ENTRIES SUPPLIED Start Marker

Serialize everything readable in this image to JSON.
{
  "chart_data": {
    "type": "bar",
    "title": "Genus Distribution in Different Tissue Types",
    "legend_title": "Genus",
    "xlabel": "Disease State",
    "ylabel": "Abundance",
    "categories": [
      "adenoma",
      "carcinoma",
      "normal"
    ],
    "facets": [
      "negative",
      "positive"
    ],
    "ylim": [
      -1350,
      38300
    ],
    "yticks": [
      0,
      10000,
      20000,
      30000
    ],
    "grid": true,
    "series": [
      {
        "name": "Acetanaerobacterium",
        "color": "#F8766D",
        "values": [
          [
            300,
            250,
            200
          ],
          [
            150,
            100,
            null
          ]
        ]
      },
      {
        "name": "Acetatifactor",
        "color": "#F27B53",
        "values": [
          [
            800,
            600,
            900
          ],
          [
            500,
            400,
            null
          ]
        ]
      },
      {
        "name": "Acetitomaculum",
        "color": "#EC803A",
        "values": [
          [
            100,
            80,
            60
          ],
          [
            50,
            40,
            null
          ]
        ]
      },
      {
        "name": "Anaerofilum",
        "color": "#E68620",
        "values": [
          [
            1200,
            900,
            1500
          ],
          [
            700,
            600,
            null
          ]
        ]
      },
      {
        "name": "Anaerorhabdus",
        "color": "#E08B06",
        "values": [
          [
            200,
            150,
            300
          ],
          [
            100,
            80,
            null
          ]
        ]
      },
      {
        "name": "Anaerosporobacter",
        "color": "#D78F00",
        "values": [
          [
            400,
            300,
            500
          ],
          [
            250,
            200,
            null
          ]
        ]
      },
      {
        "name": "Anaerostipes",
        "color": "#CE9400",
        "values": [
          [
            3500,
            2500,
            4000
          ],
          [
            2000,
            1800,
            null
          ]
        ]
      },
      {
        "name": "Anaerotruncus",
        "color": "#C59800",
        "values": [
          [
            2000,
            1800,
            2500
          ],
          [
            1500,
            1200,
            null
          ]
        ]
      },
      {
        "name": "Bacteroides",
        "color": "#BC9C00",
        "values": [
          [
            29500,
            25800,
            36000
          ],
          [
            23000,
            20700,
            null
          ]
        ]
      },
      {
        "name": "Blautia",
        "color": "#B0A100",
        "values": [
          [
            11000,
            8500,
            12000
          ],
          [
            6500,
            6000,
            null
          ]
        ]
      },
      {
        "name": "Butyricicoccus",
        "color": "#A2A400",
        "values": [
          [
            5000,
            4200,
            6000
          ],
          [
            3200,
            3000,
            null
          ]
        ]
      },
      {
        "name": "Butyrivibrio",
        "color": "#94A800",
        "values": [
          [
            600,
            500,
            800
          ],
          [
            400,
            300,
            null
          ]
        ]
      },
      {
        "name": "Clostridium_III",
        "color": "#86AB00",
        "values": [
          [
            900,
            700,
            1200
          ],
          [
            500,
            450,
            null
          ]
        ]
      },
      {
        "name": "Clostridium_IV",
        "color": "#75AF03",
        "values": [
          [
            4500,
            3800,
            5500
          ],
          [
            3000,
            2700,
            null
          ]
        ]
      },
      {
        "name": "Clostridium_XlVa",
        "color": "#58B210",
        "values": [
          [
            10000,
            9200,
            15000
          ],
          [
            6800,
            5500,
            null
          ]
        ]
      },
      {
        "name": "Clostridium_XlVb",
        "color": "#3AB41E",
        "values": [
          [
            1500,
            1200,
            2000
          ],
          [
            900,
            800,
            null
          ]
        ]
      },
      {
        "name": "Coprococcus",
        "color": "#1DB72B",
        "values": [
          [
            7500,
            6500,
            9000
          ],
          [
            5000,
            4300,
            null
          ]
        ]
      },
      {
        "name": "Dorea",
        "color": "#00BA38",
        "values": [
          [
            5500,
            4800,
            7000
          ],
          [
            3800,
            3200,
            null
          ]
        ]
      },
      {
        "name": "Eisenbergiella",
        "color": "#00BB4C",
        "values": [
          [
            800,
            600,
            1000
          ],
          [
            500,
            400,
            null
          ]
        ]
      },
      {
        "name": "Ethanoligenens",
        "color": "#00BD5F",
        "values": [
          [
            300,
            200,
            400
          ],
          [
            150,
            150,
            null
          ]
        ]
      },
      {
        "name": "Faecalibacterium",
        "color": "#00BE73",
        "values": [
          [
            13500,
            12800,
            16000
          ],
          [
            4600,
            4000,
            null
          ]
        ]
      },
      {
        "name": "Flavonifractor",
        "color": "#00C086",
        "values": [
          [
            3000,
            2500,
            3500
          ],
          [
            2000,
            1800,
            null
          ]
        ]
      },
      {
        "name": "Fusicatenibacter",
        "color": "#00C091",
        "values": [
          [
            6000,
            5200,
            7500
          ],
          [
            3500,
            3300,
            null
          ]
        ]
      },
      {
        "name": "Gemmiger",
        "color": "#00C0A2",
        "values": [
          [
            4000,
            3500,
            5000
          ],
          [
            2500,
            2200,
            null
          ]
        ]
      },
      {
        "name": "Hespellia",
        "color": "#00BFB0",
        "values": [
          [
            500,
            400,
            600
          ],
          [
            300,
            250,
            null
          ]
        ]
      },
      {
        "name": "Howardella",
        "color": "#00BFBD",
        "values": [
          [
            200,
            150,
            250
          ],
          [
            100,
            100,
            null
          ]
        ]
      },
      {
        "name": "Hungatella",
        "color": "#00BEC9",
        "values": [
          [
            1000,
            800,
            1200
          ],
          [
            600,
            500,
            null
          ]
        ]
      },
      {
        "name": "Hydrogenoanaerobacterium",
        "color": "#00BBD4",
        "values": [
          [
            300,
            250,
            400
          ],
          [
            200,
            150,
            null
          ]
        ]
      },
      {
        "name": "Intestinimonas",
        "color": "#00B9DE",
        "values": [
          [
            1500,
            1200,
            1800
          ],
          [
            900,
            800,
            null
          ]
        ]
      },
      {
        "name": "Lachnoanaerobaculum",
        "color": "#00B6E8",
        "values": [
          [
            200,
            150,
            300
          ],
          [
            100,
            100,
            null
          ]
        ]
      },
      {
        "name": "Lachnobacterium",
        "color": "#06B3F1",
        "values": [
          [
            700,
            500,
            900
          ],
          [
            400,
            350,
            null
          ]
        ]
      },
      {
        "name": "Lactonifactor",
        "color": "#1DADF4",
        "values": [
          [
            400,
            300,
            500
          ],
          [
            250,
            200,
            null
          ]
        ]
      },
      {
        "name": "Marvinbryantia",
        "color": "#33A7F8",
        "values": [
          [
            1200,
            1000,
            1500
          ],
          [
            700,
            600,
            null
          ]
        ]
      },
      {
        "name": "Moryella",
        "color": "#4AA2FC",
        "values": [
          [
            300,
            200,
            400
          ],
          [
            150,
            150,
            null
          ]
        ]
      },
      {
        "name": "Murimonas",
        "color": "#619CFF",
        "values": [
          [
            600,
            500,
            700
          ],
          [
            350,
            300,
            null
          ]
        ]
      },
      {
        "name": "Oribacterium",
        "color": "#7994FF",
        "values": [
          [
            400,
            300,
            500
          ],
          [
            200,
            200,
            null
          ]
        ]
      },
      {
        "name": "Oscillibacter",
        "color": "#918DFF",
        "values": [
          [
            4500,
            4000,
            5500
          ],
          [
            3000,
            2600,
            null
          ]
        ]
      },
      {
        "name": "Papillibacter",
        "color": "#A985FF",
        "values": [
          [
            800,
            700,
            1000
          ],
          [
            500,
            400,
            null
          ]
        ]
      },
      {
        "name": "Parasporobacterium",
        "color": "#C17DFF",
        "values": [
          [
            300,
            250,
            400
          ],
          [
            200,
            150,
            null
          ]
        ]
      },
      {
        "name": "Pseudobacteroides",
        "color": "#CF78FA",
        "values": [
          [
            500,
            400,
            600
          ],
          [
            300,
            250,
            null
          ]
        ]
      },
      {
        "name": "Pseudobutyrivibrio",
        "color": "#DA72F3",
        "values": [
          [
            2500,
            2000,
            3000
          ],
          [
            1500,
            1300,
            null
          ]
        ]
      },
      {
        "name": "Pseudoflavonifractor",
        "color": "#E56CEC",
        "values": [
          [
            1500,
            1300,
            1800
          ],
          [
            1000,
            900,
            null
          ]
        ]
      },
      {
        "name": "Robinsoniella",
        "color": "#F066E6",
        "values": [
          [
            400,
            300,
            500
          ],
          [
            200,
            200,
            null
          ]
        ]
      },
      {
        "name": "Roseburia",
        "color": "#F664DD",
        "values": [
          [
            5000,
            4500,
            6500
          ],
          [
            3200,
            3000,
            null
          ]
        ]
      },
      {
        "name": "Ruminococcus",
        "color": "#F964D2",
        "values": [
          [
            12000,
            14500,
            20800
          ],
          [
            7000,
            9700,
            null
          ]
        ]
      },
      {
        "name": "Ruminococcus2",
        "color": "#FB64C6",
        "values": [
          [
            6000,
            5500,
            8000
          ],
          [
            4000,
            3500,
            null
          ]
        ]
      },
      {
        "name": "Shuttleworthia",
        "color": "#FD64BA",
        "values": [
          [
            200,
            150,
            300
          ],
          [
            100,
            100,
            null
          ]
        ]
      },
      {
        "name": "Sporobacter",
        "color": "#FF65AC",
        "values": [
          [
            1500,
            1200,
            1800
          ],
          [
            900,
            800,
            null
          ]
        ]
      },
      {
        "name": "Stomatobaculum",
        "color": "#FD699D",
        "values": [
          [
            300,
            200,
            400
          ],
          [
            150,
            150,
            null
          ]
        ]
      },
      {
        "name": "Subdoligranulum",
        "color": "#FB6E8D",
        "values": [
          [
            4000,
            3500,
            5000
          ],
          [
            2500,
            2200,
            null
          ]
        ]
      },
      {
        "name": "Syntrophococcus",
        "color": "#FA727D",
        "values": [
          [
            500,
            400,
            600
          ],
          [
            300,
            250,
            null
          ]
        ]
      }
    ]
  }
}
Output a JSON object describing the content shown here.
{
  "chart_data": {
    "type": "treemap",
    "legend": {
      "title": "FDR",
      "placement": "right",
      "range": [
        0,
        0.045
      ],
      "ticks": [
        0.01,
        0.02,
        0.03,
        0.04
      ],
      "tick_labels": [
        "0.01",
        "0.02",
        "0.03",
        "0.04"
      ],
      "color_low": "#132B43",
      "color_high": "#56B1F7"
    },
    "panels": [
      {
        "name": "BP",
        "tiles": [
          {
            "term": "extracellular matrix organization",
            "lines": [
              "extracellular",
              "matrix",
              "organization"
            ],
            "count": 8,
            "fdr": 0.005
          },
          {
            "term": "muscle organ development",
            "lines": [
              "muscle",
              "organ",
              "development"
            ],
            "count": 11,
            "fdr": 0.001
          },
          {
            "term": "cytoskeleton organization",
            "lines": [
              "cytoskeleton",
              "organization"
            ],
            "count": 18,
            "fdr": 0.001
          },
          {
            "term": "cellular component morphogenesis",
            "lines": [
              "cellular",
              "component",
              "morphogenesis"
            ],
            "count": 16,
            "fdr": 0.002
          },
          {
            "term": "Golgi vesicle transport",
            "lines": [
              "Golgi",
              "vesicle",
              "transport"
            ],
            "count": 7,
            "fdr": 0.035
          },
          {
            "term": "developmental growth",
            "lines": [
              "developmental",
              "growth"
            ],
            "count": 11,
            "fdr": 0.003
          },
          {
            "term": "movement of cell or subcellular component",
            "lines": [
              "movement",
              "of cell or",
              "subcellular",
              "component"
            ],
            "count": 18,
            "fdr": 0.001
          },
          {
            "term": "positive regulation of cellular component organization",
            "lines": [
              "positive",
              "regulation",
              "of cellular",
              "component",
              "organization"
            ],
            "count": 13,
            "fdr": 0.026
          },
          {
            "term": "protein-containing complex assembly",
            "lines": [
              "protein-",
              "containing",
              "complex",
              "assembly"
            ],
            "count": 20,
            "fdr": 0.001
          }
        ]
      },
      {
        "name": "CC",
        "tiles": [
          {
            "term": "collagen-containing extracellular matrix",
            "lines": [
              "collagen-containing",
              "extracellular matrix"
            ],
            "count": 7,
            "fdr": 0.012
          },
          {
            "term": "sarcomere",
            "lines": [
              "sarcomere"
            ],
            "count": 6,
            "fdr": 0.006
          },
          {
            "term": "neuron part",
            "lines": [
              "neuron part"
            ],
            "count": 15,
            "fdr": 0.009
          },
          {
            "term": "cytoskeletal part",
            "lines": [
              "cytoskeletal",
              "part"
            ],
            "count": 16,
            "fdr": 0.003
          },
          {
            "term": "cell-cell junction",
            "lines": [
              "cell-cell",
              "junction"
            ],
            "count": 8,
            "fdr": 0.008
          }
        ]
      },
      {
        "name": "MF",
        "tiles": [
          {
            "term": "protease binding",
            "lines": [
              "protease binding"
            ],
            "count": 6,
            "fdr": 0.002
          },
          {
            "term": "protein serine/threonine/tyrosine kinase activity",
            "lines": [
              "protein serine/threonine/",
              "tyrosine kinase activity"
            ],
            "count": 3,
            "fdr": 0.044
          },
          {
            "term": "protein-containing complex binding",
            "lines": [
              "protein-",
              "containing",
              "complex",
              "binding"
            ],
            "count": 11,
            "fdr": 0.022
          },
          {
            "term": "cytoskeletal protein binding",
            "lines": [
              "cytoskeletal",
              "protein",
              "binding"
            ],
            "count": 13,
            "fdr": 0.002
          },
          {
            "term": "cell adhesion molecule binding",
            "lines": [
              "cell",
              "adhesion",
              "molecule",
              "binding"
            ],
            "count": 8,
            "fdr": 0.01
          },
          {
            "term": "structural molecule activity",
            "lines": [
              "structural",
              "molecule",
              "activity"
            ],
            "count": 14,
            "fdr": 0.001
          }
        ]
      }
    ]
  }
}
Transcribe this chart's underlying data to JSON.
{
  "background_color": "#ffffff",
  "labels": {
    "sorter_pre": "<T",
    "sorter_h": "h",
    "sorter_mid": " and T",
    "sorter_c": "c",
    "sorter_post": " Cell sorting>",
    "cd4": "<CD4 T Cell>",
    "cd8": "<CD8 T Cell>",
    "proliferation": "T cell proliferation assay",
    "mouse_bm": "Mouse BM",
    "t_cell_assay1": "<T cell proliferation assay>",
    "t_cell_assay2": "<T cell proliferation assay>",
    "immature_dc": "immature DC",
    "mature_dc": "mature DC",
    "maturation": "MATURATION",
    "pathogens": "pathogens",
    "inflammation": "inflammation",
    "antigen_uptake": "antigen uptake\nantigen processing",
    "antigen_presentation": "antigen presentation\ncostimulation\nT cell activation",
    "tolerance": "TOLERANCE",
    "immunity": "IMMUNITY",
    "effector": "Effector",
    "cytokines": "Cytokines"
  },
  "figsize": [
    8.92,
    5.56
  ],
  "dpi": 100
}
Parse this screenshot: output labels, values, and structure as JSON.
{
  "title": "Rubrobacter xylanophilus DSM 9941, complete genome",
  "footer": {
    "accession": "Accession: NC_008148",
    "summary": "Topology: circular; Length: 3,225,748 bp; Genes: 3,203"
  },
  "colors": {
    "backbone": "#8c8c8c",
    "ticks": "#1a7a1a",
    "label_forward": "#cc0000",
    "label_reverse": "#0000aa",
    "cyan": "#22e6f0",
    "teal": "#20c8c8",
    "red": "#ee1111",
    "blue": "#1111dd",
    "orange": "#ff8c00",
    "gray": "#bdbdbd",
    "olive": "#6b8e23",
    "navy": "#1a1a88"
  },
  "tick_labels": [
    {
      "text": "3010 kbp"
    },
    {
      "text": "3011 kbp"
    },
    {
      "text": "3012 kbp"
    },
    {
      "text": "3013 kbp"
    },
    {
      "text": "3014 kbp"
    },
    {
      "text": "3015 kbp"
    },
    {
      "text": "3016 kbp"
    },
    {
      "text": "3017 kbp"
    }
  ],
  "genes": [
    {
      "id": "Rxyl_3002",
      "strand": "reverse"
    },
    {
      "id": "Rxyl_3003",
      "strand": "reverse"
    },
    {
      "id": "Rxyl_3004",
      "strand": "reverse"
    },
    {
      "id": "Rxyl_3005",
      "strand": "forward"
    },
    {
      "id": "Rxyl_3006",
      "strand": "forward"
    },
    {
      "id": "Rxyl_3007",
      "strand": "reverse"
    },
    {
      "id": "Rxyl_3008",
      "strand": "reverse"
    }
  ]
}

ENTRIES SUPPLIED End Marker

ASSIGNMENT: Where the line containing "Parse this screenshot: output" appears in the records above, begin copying and continue through the last line; copy each line exactly and include no others.

YOUR SOLUTION:
Parse this screenshot: output labels, values, and structure as JSON.
{
  "title": "Rubrobacter xylanophilus DSM 9941, complete genome",
  "footer": {
    "accession": "Accession: NC_008148",
    "summary": "Topology: circular; Length: 3,225,748 bp; Genes: 3,203"
  },
  "colors": {
    "backbone": "#8c8c8c",
    "ticks": "#1a7a1a",
    "label_forward": "#cc0000",
    "label_reverse": "#0000aa",
    "cyan": "#22e6f0",
    "teal": "#20c8c8",
    "red": "#ee1111",
    "blue": "#1111dd",
    "orange": "#ff8c00",
    "gray": "#bdbdbd",
    "olive": "#6b8e23",
    "navy": "#1a1a88"
  },
  "tick_labels": [
    {
      "text": "3010 kbp"
    },
    {
      "text": "3011 kbp"
    },
    {
      "text": "3012 kbp"
    },
    {
      "text": "3013 kbp"
    },
    {
      "text": "3014 kbp"
    },
    {
      "text": "3015 kbp"
    },
    {
      "text": "3016 kbp"
    },
    {
      "text": "3017 kbp"
    }
  ],
  "genes": [
    {
      "id": "Rxyl_3002",
      "strand": "reverse"
    },
    {
      "id": "Rxyl_3003",
      "strand": "reverse"
    },
    {
      "id": "Rxyl_3004",
      "strand": "reverse"
    },
    {
      "id": "Rxyl_3005",
      "strand": "forward"
    },
    {
      "id": "Rxyl_3006",
      "strand": "forward"
    },
    {
      "id": "Rxyl_3007",
      "strand": "reverse"
    },
    {
      "id": "Rxyl_3008",
      "strand": "reverse"
    }
  ]
}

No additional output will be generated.